[begin Records for processing]
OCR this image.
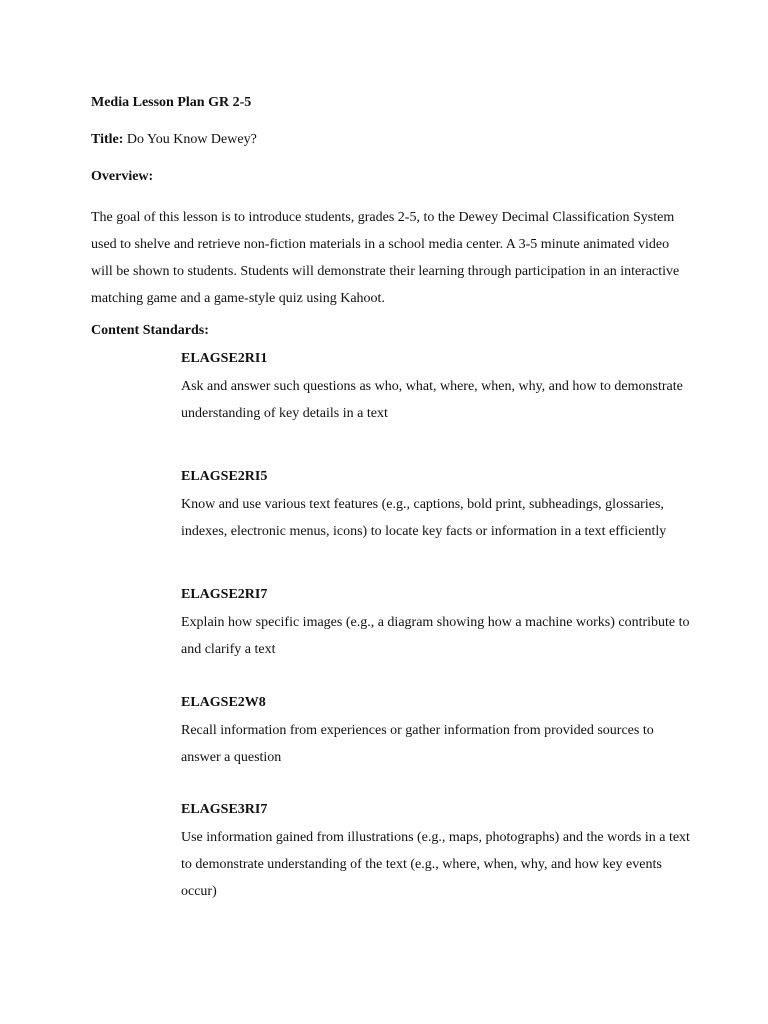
Media Lesson Plan GR 2-5
Title: Do You Know Dewey?
Overview:

The goal of this lesson is to introduce students, grades 2-5, to the Dewey Decimal Classification System used to shelve and retrieve non-fiction materials in a school media center. A 3-5 minute animated video will be shown to students. Students will demonstrate their learning through participation in an interactive matching game and a game-style quiz using Kahoot.

Content Standards:

ELAGSE2RI1

Ask and answer such questions as who, what, where, when, why, and how to demonstrate understanding of key details in a text

ELAGSE2RI5

Know and use various text features (e.g., captions, bold print, subheadings, glossaries, indexes, electronic menus, icons) to locate key facts or information in a text efficiently

ELAGSE2RI7

Explain how specific images (e.g., a diagram showing how a machine works) contribute to and clarify a text

ELAGSE2W8

Recall information from experiences or gather information from provided sources to answer a question

ELAGSE3RI7

Use information gained from illustrations (e.g., maps, photographs) and the words in a text to demonstrate understanding of the text (e.g., where, when, why, and how key events occur)
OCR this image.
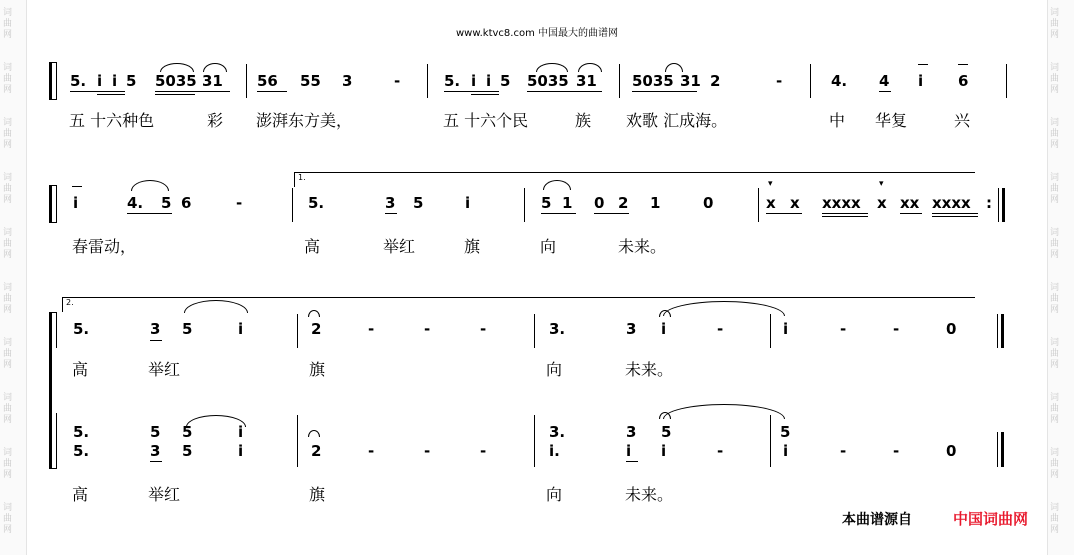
词
曲
网
词
曲
网
词
曲
网
词
曲
网
词
曲
网
词
曲
网
词
曲
网
词
曲
网
词
曲
网
词
曲
网
词
曲
网
词
曲
网
词
曲
网
词
曲
网
词
曲
网
词
曲
网
词
曲
网
词
曲
网
词
曲
网
词
曲
网
www.ktvc8.com 中国最大的曲谱网
5. i i 5 5035 31 56 55 3	-	5. i i 5 5035 31 5035 31 2	-	4. 4 i 6
五 十六种色	彩 澎湃东方美，	五 十六个民	族 欢歌 汇成海。	中 华复	兴
:
1.
i	4. 5 6	-	5.	3 5	i	5 1 0 2 1	0	x x xxxx x xx xxxx
▾	▾
春雷动，	高	举红	旗	向	未来。
2.
5.	3 5	i	2	-	-	-	3.	3 i	-	i	-	-	0
高	举红	旗	向	未来。
5.	5 5	i	3.	3 5	5
5.	3 5	i	2	-	-	-	i.	i i	-	i	-	-	0
高	举红	旗	向	未来。
本曲谱源自	中国词曲网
[end Records for processing]
Your task: Each line of the data should be quoted exactly, with pictures left out.

Finished answer:
OCR this image.
Media Lesson Plan GR 2-5
Title: Do You Know Dewey?
Overview:

The goal of this lesson is to introduce students, grades 2-5, to the Dewey Decimal Classification System used to shelve and retrieve non-fiction materials in a school media center. A 3-5 minute animated video will be shown to students. Students will demonstrate their learning through participation in an interactive matching game and a game-style quiz using Kahoot.

Content Standards:

ELAGSE2RI1

Ask and answer such questions as who, what, where, when, why, and how to demonstrate understanding of key details in a text

ELAGSE2RI5

Know and use various text features (e.g., captions, bold print, subheadings, glossaries, indexes, electronic menus, icons) to locate key facts or information in a text efficiently

ELAGSE2RI7

Explain how specific images (e.g., a diagram showing how a machine works) contribute to and clarify a text

ELAGSE2W8

Recall information from experiences or gather information from provided sources to answer a question

ELAGSE3RI7

Use information gained from illustrations (e.g., maps, photographs) and the words in a text to demonstrate understanding of the text (e.g., where, when, why, and how key events occur)
OCR this image.
词
曲
网
词
曲
网
词
曲
网
词
曲
网
词
曲
网
词
曲
网
词
曲
网
词
曲
网
词
曲
网
词
曲
网
词
曲
网
词
曲
网
词
曲
网
词
曲
网
词
曲
网
词
曲
网
词
曲
网
词
曲
网
词
曲
网
词
曲
网
www.ktvc8.com 中国最大的曲谱网
5. i i 5 5035 31 56 55 3	-	5. i i 5 5035 31 5035 31 2	-	4. 4 i 6
五 十六种色	彩 澎湃东方美，	五 十六个民	族 欢歌 汇成海。	中 华复	兴
:
1.
i	4. 5 6	-	5.	3 5	i	5 1 0 2 1	0	x x xxxx x xx xxxx
▾	▾
春雷动，	高	举红	旗	向	未来。
2.
5.	3 5	i	2	-	-	-	3.	3 i	-	i	-	-	0
高	举红	旗	向	未来。
5.	5 5	i	3.	3 5	5
5.	3 5	i	2	-	-	-	i.	i i	-	i	-	-	0
高	举红	旗	向	未来。
本曲谱源自	中国词曲网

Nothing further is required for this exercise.